#### [Data items]
◆ ◆ ◆ ◆

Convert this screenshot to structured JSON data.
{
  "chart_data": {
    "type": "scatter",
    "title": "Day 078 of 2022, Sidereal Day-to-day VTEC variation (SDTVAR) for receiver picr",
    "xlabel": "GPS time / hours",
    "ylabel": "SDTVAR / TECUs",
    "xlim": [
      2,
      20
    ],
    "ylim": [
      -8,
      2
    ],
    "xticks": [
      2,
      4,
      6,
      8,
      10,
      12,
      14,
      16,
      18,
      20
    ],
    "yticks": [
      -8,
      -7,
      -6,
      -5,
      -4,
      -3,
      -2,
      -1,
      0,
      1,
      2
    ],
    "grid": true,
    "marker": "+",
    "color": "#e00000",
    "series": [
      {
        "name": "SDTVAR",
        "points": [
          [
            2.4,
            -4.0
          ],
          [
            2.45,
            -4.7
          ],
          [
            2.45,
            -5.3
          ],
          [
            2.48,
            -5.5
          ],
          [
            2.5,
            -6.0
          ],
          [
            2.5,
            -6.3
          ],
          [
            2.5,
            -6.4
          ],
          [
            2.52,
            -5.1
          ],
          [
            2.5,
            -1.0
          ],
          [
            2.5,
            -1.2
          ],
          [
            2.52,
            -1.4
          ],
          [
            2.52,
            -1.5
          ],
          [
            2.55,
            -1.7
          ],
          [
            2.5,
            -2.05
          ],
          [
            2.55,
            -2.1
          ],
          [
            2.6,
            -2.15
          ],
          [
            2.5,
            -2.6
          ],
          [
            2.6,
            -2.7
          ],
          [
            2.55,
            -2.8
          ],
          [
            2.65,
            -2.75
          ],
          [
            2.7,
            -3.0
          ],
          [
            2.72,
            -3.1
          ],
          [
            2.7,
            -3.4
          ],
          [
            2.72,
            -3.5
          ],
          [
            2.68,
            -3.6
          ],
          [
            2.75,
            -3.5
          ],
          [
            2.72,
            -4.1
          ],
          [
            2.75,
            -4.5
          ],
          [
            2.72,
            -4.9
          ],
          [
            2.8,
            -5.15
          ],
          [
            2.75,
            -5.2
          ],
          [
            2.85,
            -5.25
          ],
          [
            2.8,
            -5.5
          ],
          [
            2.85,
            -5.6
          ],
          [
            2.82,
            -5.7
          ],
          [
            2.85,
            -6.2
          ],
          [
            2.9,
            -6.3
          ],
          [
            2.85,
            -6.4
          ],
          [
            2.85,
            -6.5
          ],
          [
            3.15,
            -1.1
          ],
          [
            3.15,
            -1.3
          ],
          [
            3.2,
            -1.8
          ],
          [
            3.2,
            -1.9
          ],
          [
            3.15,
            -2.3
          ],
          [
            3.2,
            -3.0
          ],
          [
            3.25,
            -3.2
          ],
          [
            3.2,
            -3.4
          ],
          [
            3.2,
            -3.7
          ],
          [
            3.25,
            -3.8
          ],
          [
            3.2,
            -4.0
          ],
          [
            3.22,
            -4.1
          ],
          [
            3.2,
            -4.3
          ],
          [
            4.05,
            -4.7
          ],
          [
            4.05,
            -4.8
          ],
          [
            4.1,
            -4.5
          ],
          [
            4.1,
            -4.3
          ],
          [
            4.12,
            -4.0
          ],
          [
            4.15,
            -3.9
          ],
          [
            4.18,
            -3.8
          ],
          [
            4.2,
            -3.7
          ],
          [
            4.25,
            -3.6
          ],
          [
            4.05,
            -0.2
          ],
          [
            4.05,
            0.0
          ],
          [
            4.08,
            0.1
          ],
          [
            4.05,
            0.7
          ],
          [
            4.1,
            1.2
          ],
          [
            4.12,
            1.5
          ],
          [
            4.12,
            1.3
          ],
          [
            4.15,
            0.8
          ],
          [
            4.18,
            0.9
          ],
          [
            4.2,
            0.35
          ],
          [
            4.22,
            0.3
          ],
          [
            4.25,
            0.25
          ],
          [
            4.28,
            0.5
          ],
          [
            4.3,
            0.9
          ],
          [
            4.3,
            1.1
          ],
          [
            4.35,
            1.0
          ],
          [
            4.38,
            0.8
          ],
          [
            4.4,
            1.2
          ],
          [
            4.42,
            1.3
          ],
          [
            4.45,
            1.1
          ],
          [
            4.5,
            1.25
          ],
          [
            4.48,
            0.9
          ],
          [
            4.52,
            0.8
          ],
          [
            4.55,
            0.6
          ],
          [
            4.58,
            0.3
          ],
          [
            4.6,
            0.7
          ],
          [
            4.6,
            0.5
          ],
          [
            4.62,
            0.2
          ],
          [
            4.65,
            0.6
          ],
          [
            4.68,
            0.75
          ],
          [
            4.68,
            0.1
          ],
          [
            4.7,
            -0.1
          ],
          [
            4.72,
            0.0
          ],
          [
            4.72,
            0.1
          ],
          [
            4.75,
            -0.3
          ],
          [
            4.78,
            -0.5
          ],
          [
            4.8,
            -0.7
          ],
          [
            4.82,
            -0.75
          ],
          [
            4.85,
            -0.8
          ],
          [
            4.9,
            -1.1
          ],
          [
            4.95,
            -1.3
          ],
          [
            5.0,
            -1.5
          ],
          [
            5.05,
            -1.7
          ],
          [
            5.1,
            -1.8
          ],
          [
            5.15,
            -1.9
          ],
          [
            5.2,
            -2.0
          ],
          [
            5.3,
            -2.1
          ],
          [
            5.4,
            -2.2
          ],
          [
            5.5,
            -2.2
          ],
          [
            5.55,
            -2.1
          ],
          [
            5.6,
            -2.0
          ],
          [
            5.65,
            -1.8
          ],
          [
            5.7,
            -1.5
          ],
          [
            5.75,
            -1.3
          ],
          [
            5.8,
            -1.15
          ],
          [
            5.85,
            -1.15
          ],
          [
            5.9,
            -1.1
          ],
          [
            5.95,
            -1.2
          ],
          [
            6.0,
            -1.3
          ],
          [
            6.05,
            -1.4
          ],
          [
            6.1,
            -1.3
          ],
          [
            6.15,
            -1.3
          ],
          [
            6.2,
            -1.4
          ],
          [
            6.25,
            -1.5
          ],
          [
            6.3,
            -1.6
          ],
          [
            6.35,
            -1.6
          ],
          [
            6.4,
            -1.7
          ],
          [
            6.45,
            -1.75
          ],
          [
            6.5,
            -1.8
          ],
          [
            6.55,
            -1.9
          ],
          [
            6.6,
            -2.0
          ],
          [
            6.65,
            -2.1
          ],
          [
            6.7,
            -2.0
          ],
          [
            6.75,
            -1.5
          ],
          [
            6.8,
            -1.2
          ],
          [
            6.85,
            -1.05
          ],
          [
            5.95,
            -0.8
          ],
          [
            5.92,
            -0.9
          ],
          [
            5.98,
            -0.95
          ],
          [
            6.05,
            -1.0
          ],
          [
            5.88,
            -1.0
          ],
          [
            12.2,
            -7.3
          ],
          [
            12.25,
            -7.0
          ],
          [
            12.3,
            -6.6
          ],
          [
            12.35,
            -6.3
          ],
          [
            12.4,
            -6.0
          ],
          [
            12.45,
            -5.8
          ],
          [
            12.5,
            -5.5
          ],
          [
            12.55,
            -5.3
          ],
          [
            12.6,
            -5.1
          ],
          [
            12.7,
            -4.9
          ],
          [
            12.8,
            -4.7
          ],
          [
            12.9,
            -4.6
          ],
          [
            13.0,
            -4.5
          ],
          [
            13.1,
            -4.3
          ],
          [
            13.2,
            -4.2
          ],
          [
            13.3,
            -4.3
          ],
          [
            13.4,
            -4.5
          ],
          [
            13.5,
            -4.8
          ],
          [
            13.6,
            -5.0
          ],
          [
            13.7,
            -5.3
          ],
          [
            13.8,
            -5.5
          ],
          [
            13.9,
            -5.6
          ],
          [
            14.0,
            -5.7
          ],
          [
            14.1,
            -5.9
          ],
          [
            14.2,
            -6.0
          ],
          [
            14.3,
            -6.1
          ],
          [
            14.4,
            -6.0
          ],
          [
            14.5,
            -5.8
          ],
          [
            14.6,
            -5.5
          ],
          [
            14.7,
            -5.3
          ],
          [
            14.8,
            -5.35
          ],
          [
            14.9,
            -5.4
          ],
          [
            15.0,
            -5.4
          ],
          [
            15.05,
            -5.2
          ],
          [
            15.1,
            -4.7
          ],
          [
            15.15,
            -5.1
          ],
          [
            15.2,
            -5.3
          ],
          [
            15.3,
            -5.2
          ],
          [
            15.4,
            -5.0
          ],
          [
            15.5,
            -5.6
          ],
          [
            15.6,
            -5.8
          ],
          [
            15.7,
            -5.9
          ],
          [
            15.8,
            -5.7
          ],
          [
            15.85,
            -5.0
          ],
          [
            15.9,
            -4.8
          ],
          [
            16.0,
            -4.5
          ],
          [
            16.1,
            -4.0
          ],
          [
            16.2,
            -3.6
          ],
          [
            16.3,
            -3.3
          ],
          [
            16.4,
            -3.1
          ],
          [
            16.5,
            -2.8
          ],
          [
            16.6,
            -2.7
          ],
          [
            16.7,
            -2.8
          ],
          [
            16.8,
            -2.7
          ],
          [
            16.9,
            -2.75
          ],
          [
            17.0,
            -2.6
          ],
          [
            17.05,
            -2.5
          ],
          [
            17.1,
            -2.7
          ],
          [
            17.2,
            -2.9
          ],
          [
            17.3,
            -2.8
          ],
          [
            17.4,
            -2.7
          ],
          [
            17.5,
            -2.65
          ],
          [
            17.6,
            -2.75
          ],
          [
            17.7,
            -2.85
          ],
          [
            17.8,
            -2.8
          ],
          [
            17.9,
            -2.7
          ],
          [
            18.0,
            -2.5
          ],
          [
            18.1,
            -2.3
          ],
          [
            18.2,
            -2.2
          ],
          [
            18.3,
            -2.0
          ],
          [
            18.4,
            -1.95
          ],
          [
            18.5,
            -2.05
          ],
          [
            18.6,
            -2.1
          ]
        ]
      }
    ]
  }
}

◆ ◆ ◆ ◆

#### [Your instructions]
Which lines include the word "SDTVAR"? Copy every one of them.

#### [Response to this exercise]
    "title": "Day 078 of 2022, Sidereal Day-to-day VTEC variation (SDTVAR) for receiver picr",
    "ylabel": "SDTVAR / TECUs",
        "name": "SDTVAR",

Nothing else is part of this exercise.